— Start Records —
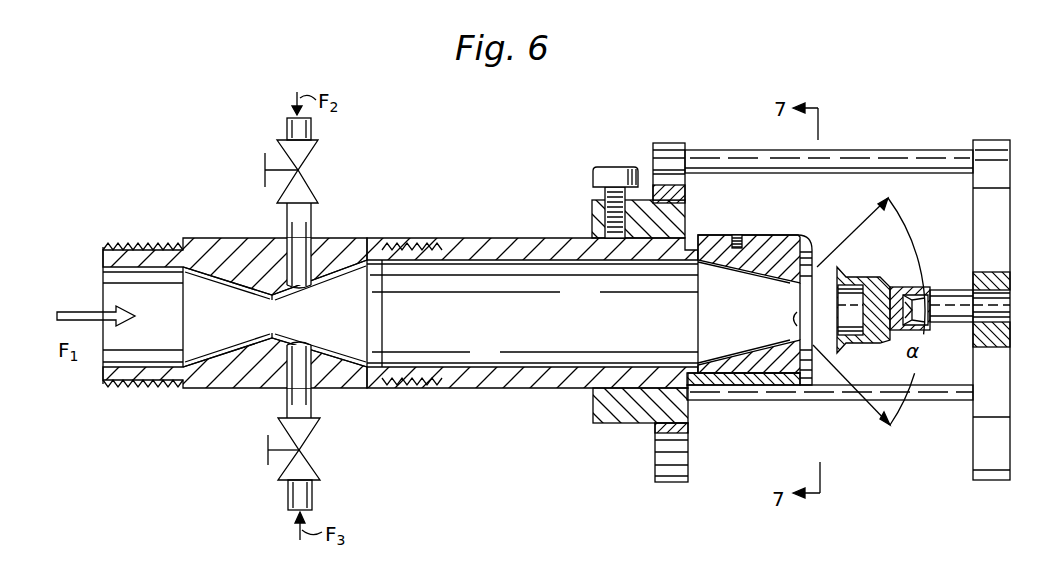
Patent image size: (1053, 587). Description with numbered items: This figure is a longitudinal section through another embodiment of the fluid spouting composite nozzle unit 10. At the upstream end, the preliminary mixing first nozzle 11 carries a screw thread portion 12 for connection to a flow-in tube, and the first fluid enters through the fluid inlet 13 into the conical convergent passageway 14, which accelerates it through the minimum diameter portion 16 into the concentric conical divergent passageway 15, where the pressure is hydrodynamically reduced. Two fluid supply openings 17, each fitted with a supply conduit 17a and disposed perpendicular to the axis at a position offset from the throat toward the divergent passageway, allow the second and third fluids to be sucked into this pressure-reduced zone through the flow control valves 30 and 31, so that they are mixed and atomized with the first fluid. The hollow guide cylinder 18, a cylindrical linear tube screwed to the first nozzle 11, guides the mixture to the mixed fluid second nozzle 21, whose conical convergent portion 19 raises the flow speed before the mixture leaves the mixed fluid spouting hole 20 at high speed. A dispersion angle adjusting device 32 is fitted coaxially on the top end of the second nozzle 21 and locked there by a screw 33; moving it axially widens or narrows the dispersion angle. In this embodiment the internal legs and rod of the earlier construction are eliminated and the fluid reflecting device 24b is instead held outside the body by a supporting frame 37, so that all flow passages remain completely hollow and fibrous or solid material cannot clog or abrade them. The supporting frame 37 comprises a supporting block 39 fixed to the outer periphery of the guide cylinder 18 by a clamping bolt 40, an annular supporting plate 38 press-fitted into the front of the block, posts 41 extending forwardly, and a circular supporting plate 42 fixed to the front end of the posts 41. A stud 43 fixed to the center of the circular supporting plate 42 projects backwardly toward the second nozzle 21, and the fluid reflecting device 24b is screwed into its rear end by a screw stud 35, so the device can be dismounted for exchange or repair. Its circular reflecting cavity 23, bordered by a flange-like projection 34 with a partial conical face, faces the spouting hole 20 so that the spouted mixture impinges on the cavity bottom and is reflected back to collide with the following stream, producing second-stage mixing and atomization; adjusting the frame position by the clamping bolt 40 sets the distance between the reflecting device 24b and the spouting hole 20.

The composite nozzle unit 10 is at (506, 396).
The preliminary mixing first nozzle 11 is at (232, 384).
The screw thread portion 12 is at (150, 388).
The fluid inlet 13 is at (110, 340).
The conical convergent passageway 14 is at (204, 338).
The conical divergent passageway 15 is at (360, 320).
The minimum diameter portion 16 is at (274, 336).
The fluid supply opening 17 is at (322, 282).
The supply conduit 17a is at (316, 230).
The hollow guide cylinder 18 is at (498, 245).
The conical convergent portion 19 is at (712, 350).
The mixed fluid spouting hole 20 is at (798, 325).
The mixed fluid second nozzle 21 is at (747, 377).
The circular reflecting cavity 23 is at (852, 330).
The fluid reflecting device 24b is at (885, 283).
The flow control valve 30 is at (262, 170).
The flow control valve 31 is at (268, 462).
The dispersion angle adjusting device 32 is at (785, 240).
The screw 33 is at (737, 235).
The flange-like projection 34 is at (847, 273).
The screw stud 35 is at (922, 333).
The supporting frame 37 is at (883, 149).
The annular supporting plate 38 is at (668, 143).
The supporting block 39 is at (592, 215).
The clamping bolt 40 is at (617, 167).
The posts 41 is at (944, 157).
The circular supporting plate 42 is at (993, 150).
The stud 43 is at (957, 322).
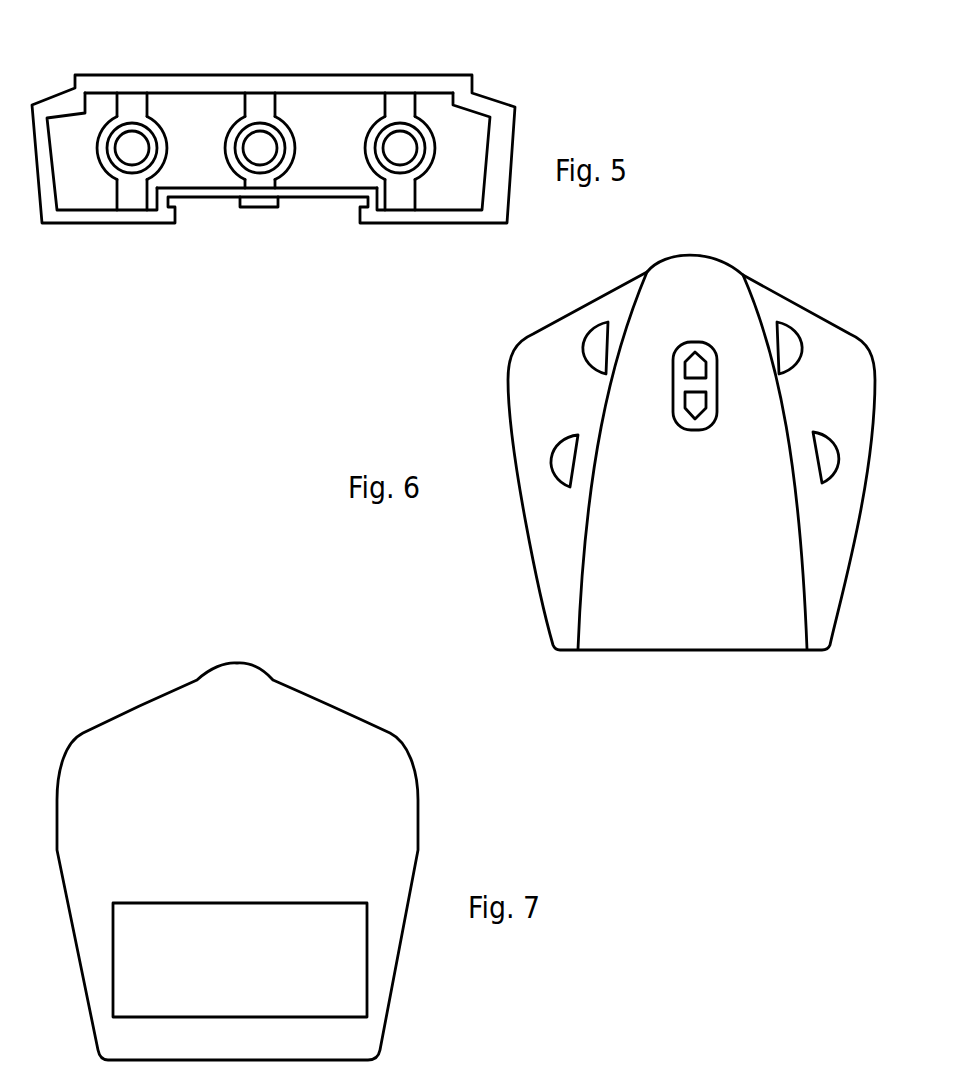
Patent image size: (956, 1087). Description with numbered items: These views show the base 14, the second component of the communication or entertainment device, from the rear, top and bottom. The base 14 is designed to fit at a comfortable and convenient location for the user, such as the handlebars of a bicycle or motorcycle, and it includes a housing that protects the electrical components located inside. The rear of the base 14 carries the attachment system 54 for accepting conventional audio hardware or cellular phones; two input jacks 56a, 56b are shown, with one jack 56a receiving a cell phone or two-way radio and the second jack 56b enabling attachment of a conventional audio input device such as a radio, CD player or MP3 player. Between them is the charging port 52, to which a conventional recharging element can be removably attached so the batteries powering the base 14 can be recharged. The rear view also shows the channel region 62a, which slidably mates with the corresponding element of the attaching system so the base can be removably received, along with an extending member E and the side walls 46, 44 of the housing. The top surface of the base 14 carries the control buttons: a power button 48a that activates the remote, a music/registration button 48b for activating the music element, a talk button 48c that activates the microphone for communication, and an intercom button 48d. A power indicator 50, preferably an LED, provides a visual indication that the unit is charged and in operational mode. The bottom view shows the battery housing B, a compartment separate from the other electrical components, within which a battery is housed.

In FIG. 5, the base 14 is at (507, 82).
In FIG. 6, the base 14 is at (547, 583).
In FIG. 7, the base 14 is at (340, 695).
In FIG. 5, the attachment system 54 is at (387, 65).
In FIG. 5, the left side wall 46 is at (73, 200).
In FIG. 5, the right side wall 44 is at (397, 223).
In FIG. 5, the channel region 62a is at (213, 218).
In FIG. 5, the extending member E is at (277, 207).
In FIG. 5, the input jack 56a is at (118, 137).
In FIG. 5, the charging port 52 is at (253, 142).
In FIG. 5, the input jack 56b is at (417, 165).
In FIG. 6, the power button 48a is at (832, 463).
In FIG. 6, the music/registration button 48b is at (567, 483).
In FIG. 6, the talk button 48c is at (583, 338).
In FIG. 6, the intercom button 48d is at (793, 332).
In FIG. 6, the power indicator 50 is at (700, 428).
In FIG. 7, the battery housing B is at (357, 990).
— End Records —
Please rename "numbered items" to "reference numerals" throughout the entries above and reproduce them with no other change, leaving out the pictures.

Patent image size: (1053, 587). Description with reference numerals: This figure is a longitudinal section through another embodiment of the fluid spouting composite nozzle unit 10. At the upstream end, the preliminary mixing first nozzle 11 carries a screw thread portion 12 for connection to a flow-in tube, and the first fluid enters through the fluid inlet 13 into the conical convergent passageway 14, which accelerates it through the minimum diameter portion 16 into the concentric conical divergent passageway 15, where the pressure is hydrodynamically reduced. Two fluid supply openings 17, each fitted with a supply conduit 17a and disposed perpendicular to the axis at a position offset from the throat toward the divergent passageway, allow the second and third fluids to be sucked into this pressure-reduced zone through the flow control valves 30 and 31, so that they are mixed and atomized with the first fluid. The hollow guide cylinder 18, a cylindrical linear tube screwed to the first nozzle 11, guides the mixture to the mixed fluid second nozzle 21, whose conical convergent portion 19 raises the flow speed before the mixture leaves the mixed fluid spouting hole 20 at high speed. A dispersion angle adjusting device 32 is fitted coaxially on the top end of the second nozzle 21 and locked there by a screw 33; moving it axially widens or narrows the dispersion angle. In this embodiment the internal legs and rod of the earlier construction are eliminated and the fluid reflecting device 24b is instead held outside the body by a supporting frame 37, so that all flow passages remain completely hollow and fibrous or solid material cannot clog or abrade them. The supporting frame 37 comprises a supporting block 39 fixed to the outer periphery of the guide cylinder 18 by a clamping bolt 40, an annular supporting plate 38 press-fitted into the front of the block, posts 41 extending forwardly, and a circular supporting plate 42 fixed to the front end of the posts 41. A stud 43 fixed to the center of the circular supporting plate 42 projects backwardly toward the second nozzle 21, and the fluid reflecting device 24b is screwed into its rear end by a screw stud 35, so the device can be dismounted for exchange or repair. Its circular reflecting cavity 23, bordered by a flange-like projection 34 with a partial conical face, faces the spouting hole 20 so that the spouted mixture impinges on the cavity bottom and is reflected back to collide with the following stream, producing second-stage mixing and atomization; adjusting the frame position by the clamping bolt 40 sets the distance between the reflecting device 24b and the spouting hole 20.

The composite nozzle unit 10 is at (506, 396).
The preliminary mixing first nozzle 11 is at (232, 384).
The screw thread portion 12 is at (150, 388).
The fluid inlet 13 is at (110, 340).
The conical convergent passageway 14 is at (204, 338).
The conical divergent passageway 15 is at (360, 320).
The minimum diameter portion 16 is at (274, 336).
The fluid supply opening 17 is at (322, 282).
The supply conduit 17a is at (316, 230).
The hollow guide cylinder 18 is at (498, 245).
The conical convergent portion 19 is at (712, 350).
The mixed fluid spouting hole 20 is at (798, 325).
The mixed fluid second nozzle 21 is at (747, 377).
The circular reflecting cavity 23 is at (852, 330).
The fluid reflecting device 24b is at (885, 283).
The flow control valve 30 is at (262, 170).
The flow control valve 31 is at (268, 462).
The dispersion angle adjusting device 32 is at (785, 240).
The screw 33 is at (737, 235).
The flange-like projection 34 is at (847, 273).
The screw stud 35 is at (922, 333).
The supporting frame 37 is at (883, 149).
The annular supporting plate 38 is at (668, 143).
The supporting block 39 is at (592, 215).
The clamping bolt 40 is at (617, 167).
The posts 41 is at (944, 157).
The circular supporting plate 42 is at (993, 150).
The stud 43 is at (957, 322).
Patent image size: (956, 1087). Description with reference numerals: These views show the base 14, the second component of the communication or entertainment device, from the rear, top and bottom. The base 14 is designed to fit at a comfortable and convenient location for the user, such as the handlebars of a bicycle or motorcycle, and it includes a housing that protects the electrical components located inside. The rear of the base 14 carries the attachment system 54 for accepting conventional audio hardware or cellular phones; two input jacks 56a, 56b are shown, with one jack 56a receiving a cell phone or two-way radio and the second jack 56b enabling attachment of a conventional audio input device such as a radio, CD player or MP3 player. Between them is the charging port 52, to which a conventional recharging element can be removably attached so the batteries powering the base 14 can be recharged. The rear view also shows the channel region 62a, which slidably mates with the corresponding element of the attaching system so the base can be removably received, along with an extending member E and the side walls 46, 44 of the housing. The top surface of the base 14 carries the control buttons: a power button 48a that activates the remote, a music/registration button 48b for activating the music element, a talk button 48c that activates the microphone for communication, and an intercom button 48d. A power indicator 50, preferably an LED, provides a visual indication that the unit is charged and in operational mode. The bottom view shows the battery housing B, a compartment separate from the other electrical components, within which a battery is housed.

In FIG. 5, the base 14 is at (507, 82).
In FIG. 6, the base 14 is at (547, 583).
In FIG. 7, the base 14 is at (340, 695).
In FIG. 5, the attachment system 54 is at (387, 65).
In FIG. 5, the left side wall 46 is at (73, 200).
In FIG. 5, the right side wall 44 is at (397, 223).
In FIG. 5, the channel region 62a is at (213, 218).
In FIG. 5, the extending member E is at (277, 207).
In FIG. 5, the input jack 56a is at (118, 137).
In FIG. 5, the charging port 52 is at (253, 142).
In FIG. 5, the input jack 56b is at (417, 165).
In FIG. 6, the power button 48a is at (832, 463).
In FIG. 6, the music/registration button 48b is at (567, 483).
In FIG. 6, the talk button 48c is at (583, 338).
In FIG. 6, the intercom button 48d is at (793, 332).
In FIG. 6, the power indicator 50 is at (700, 428).
In FIG. 7, the battery housing B is at (357, 990).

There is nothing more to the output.